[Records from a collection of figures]
>>>>

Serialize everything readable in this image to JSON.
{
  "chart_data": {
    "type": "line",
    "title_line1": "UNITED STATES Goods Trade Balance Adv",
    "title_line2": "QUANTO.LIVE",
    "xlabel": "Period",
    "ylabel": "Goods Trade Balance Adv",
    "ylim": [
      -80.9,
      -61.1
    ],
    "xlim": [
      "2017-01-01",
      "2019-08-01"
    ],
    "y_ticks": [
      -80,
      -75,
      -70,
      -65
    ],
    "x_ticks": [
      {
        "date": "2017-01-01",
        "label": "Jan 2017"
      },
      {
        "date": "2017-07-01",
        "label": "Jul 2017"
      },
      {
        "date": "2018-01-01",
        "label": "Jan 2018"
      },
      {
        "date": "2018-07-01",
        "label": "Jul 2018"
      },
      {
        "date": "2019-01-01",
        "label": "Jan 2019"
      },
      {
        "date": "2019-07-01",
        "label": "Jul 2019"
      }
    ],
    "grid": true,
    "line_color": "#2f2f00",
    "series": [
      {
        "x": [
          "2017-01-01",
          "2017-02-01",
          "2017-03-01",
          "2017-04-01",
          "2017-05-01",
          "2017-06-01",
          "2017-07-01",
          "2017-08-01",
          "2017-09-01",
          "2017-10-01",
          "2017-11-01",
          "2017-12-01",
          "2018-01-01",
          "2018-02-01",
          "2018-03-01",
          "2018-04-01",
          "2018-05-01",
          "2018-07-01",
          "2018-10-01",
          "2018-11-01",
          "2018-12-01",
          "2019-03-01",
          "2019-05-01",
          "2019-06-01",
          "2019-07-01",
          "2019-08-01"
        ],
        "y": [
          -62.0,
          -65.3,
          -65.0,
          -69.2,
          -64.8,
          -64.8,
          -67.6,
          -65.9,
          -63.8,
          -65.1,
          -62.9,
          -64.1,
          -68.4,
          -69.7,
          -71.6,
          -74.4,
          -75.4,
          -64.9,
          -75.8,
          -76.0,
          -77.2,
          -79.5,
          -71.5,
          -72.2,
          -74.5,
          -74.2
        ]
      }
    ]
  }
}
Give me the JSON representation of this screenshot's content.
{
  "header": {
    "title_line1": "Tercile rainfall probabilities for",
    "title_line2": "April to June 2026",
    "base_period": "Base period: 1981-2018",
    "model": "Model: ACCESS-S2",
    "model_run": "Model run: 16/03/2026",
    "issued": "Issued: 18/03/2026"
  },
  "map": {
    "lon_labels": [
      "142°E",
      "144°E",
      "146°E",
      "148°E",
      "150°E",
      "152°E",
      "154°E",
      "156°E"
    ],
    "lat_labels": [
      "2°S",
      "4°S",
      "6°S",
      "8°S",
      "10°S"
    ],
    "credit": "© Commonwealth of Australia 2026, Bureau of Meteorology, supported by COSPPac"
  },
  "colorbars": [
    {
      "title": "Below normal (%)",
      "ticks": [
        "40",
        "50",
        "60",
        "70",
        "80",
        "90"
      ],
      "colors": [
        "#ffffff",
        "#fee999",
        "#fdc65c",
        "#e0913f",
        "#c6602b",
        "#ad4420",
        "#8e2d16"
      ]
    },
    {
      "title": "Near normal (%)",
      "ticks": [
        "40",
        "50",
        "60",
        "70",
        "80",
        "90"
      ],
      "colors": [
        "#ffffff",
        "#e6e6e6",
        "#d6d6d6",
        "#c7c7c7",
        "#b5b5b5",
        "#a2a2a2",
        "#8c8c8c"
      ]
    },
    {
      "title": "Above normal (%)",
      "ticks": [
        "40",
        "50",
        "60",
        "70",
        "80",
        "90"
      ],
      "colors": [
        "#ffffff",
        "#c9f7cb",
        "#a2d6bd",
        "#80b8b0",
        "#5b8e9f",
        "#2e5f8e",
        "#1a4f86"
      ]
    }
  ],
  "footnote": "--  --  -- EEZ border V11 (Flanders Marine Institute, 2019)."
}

<<<<

WHAT IS ASKED:
Print every record exactly as it was given.

OUTPUT FOR THIS EXERCISE:
Serialize everything readable in this image to JSON.
{
  "chart_data": {
    "type": "line",
    "title_line1": "UNITED STATES Goods Trade Balance Adv",
    "title_line2": "QUANTO.LIVE",
    "xlabel": "Period",
    "ylabel": "Goods Trade Balance Adv",
    "ylim": [
      -80.9,
      -61.1
    ],
    "xlim": [
      "2017-01-01",
      "2019-08-01"
    ],
    "y_ticks": [
      -80,
      -75,
      -70,
      -65
    ],
    "x_ticks": [
      {
        "date": "2017-01-01",
        "label": "Jan 2017"
      },
      {
        "date": "2017-07-01",
        "label": "Jul 2017"
      },
      {
        "date": "2018-01-01",
        "label": "Jan 2018"
      },
      {
        "date": "2018-07-01",
        "label": "Jul 2018"
      },
      {
        "date": "2019-01-01",
        "label": "Jan 2019"
      },
      {
        "date": "2019-07-01",
        "label": "Jul 2019"
      }
    ],
    "grid": true,
    "line_color": "#2f2f00",
    "series": [
      {
        "x": [
          "2017-01-01",
          "2017-02-01",
          "2017-03-01",
          "2017-04-01",
          "2017-05-01",
          "2017-06-01",
          "2017-07-01",
          "2017-08-01",
          "2017-09-01",
          "2017-10-01",
          "2017-11-01",
          "2017-12-01",
          "2018-01-01",
          "2018-02-01",
          "2018-03-01",
          "2018-04-01",
          "2018-05-01",
          "2018-07-01",
          "2018-10-01",
          "2018-11-01",
          "2018-12-01",
          "2019-03-01",
          "2019-05-01",
          "2019-06-01",
          "2019-07-01",
          "2019-08-01"
        ],
        "y": [
          -62.0,
          -65.3,
          -65.0,
          -69.2,
          -64.8,
          -64.8,
          -67.6,
          -65.9,
          -63.8,
          -65.1,
          -62.9,
          -64.1,
          -68.4,
          -69.7,
          -71.6,
          -74.4,
          -75.4,
          -64.9,
          -75.8,
          -76.0,
          -77.2,
          -79.5,
          -71.5,
          -72.2,
          -74.5,
          -74.2
        ]
      }
    ]
  }
}
Give me the JSON representation of this screenshot's content.
{
  "header": {
    "title_line1": "Tercile rainfall probabilities for",
    "title_line2": "April to June 2026",
    "base_period": "Base period: 1981-2018",
    "model": "Model: ACCESS-S2",
    "model_run": "Model run: 16/03/2026",
    "issued": "Issued: 18/03/2026"
  },
  "map": {
    "lon_labels": [
      "142°E",
      "144°E",
      "146°E",
      "148°E",
      "150°E",
      "152°E",
      "154°E",
      "156°E"
    ],
    "lat_labels": [
      "2°S",
      "4°S",
      "6°S",
      "8°S",
      "10°S"
    ],
    "credit": "© Commonwealth of Australia 2026, Bureau of Meteorology, supported by COSPPac"
  },
  "colorbars": [
    {
      "title": "Below normal (%)",
      "ticks": [
        "40",
        "50",
        "60",
        "70",
        "80",
        "90"
      ],
      "colors": [
        "#ffffff",
        "#fee999",
        "#fdc65c",
        "#e0913f",
        "#c6602b",
        "#ad4420",
        "#8e2d16"
      ]
    },
    {
      "title": "Near normal (%)",
      "ticks": [
        "40",
        "50",
        "60",
        "70",
        "80",
        "90"
      ],
      "colors": [
        "#ffffff",
        "#e6e6e6",
        "#d6d6d6",
        "#c7c7c7",
        "#b5b5b5",
        "#a2a2a2",
        "#8c8c8c"
      ]
    },
    {
      "title": "Above normal (%)",
      "ticks": [
        "40",
        "50",
        "60",
        "70",
        "80",
        "90"
      ],
      "colors": [
        "#ffffff",
        "#c9f7cb",
        "#a2d6bd",
        "#80b8b0",
        "#5b8e9f",
        "#2e5f8e",
        "#1a4f86"
      ]
    }
  ],
  "footnote": "--  --  -- EEZ border V11 (Flanders Marine Institute, 2019)."
}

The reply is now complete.